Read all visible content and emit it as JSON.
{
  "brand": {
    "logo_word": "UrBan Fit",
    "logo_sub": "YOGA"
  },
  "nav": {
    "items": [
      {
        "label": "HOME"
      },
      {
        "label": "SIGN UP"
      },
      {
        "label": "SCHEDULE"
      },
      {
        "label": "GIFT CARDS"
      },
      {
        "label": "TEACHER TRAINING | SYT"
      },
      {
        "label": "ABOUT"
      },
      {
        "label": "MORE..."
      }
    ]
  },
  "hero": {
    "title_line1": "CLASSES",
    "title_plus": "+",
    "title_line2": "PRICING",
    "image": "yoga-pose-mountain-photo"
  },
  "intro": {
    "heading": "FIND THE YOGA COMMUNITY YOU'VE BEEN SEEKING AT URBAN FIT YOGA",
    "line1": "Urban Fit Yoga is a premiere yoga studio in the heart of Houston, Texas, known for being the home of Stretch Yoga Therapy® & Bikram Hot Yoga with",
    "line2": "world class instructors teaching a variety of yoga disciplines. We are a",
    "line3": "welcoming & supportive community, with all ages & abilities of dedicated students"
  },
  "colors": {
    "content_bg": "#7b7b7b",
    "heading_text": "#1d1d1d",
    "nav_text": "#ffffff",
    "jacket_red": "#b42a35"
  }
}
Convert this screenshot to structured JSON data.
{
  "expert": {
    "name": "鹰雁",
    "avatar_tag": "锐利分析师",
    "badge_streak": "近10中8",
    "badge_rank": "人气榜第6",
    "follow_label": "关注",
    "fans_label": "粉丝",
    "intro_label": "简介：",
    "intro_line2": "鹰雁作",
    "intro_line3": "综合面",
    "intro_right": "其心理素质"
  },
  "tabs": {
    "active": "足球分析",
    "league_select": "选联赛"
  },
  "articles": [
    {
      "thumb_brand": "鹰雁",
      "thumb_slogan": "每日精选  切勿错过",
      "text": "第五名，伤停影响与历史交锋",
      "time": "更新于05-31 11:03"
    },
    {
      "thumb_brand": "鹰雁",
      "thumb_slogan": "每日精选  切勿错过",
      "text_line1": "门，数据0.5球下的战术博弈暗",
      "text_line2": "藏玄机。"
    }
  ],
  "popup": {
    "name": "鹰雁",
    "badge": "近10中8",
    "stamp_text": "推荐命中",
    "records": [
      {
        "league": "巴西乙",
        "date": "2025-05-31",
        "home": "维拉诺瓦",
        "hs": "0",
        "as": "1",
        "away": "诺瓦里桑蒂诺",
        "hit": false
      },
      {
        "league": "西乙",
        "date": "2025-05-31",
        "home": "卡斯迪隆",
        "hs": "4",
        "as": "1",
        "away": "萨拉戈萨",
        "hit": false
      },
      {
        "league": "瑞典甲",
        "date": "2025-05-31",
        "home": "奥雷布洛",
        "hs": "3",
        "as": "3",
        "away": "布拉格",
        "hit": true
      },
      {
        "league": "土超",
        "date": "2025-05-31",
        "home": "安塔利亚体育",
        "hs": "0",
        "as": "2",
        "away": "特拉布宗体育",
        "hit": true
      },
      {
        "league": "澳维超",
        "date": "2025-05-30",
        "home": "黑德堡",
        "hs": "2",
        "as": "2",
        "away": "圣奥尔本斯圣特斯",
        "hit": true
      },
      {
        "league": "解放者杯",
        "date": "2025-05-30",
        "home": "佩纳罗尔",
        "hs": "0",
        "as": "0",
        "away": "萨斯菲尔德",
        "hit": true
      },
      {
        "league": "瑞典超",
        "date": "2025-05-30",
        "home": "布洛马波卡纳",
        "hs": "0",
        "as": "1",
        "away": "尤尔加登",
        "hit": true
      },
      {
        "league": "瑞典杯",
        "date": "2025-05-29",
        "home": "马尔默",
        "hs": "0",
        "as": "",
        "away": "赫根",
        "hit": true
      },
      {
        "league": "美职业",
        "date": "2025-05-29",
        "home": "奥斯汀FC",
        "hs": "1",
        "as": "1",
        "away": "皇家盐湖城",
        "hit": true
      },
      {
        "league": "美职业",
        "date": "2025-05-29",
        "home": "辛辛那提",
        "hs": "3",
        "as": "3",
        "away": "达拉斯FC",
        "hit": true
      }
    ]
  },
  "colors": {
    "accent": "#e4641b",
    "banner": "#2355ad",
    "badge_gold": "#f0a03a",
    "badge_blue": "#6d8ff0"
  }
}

***

**EXERCISE INSTRUCTIONS**
Extract every record. Keep wording exact.

**RESULT OF THE EXERCISE**
Read all visible content and emit it as JSON.
{
  "brand": {
    "logo_word": "UrBan Fit",
    "logo_sub": "YOGA"
  },
  "nav": {
    "items": [
      {
        "label": "HOME"
      },
      {
        "label": "SIGN UP"
      },
      {
        "label": "SCHEDULE"
      },
      {
        "label": "GIFT CARDS"
      },
      {
        "label": "TEACHER TRAINING | SYT"
      },
      {
        "label": "ABOUT"
      },
      {
        "label": "MORE..."
      }
    ]
  },
  "hero": {
    "title_line1": "CLASSES",
    "title_plus": "+",
    "title_line2": "PRICING",
    "image": "yoga-pose-mountain-photo"
  },
  "intro": {
    "heading": "FIND THE YOGA COMMUNITY YOU'VE BEEN SEEKING AT URBAN FIT YOGA",
    "line1": "Urban Fit Yoga is a premiere yoga studio in the heart of Houston, Texas, known for being the home of Stretch Yoga Therapy® & Bikram Hot Yoga with",
    "line2": "world class instructors teaching a variety of yoga disciplines. We are a",
    "line3": "welcoming & supportive community, with all ages & abilities of dedicated students"
  },
  "colors": {
    "content_bg": "#7b7b7b",
    "heading_text": "#1d1d1d",
    "nav_text": "#ffffff",
    "jacket_red": "#b42a35"
  }
}
Convert this screenshot to structured JSON data.
{
  "expert": {
    "name": "鹰雁",
    "avatar_tag": "锐利分析师",
    "badge_streak": "近10中8",
    "badge_rank": "人气榜第6",
    "follow_label": "关注",
    "fans_label": "粉丝",
    "intro_label": "简介：",
    "intro_line2": "鹰雁作",
    "intro_line3": "综合面",
    "intro_right": "其心理素质"
  },
  "tabs": {
    "active": "足球分析",
    "league_select": "选联赛"
  },
  "articles": [
    {
      "thumb_brand": "鹰雁",
      "thumb_slogan": "每日精选  切勿错过",
      "text": "第五名，伤停影响与历史交锋",
      "time": "更新于05-31 11:03"
    },
    {
      "thumb_brand": "鹰雁",
      "thumb_slogan": "每日精选  切勿错过",
      "text_line1": "门，数据0.5球下的战术博弈暗",
      "text_line2": "藏玄机。"
    }
  ],
  "popup": {
    "name": "鹰雁",
    "badge": "近10中8",
    "stamp_text": "推荐命中",
    "records": [
      {
        "league": "巴西乙",
        "date": "2025-05-31",
        "home": "维拉诺瓦",
        "hs": "0",
        "as": "1",
        "away": "诺瓦里桑蒂诺",
        "hit": false
      },
      {
        "league": "西乙",
        "date": "2025-05-31",
        "home": "卡斯迪隆",
        "hs": "4",
        "as": "1",
        "away": "萨拉戈萨",
        "hit": false
      },
      {
        "league": "瑞典甲",
        "date": "2025-05-31",
        "home": "奥雷布洛",
        "hs": "3",
        "as": "3",
        "away": "布拉格",
        "hit": true
      },
      {
        "league": "土超",
        "date": "2025-05-31",
        "home": "安塔利亚体育",
        "hs": "0",
        "as": "2",
        "away": "特拉布宗体育",
        "hit": true
      },
      {
        "league": "澳维超",
        "date": "2025-05-30",
        "home": "黑德堡",
        "hs": "2",
        "as": "2",
        "away": "圣奥尔本斯圣特斯",
        "hit": true
      },
      {
        "league": "解放者杯",
        "date": "2025-05-30",
        "home": "佩纳罗尔",
        "hs": "0",
        "as": "0",
        "away": "萨斯菲尔德",
        "hit": true
      },
      {
        "league": "瑞典超",
        "date": "2025-05-30",
        "home": "布洛马波卡纳",
        "hs": "0",
        "as": "1",
        "away": "尤尔加登",
        "hit": true
      },
      {
        "league": "瑞典杯",
        "date": "2025-05-29",
        "home": "马尔默",
        "hs": "0",
        "as": "",
        "away": "赫根",
        "hit": true
      },
      {
        "league": "美职业",
        "date": "2025-05-29",
        "home": "奥斯汀FC",
        "hs": "1",
        "as": "1",
        "away": "皇家盐湖城",
        "hit": true
      },
      {
        "league": "美职业",
        "date": "2025-05-29",
        "home": "辛辛那提",
        "hs": "3",
        "as": "3",
        "away": "达拉斯FC",
        "hit": true
      }
    ]
  },
  "colors": {
    "accent": "#e4641b",
    "banner": "#2355ad",
    "badge_gold": "#f0a03a",
    "badge_blue": "#6d8ff0"
  }
}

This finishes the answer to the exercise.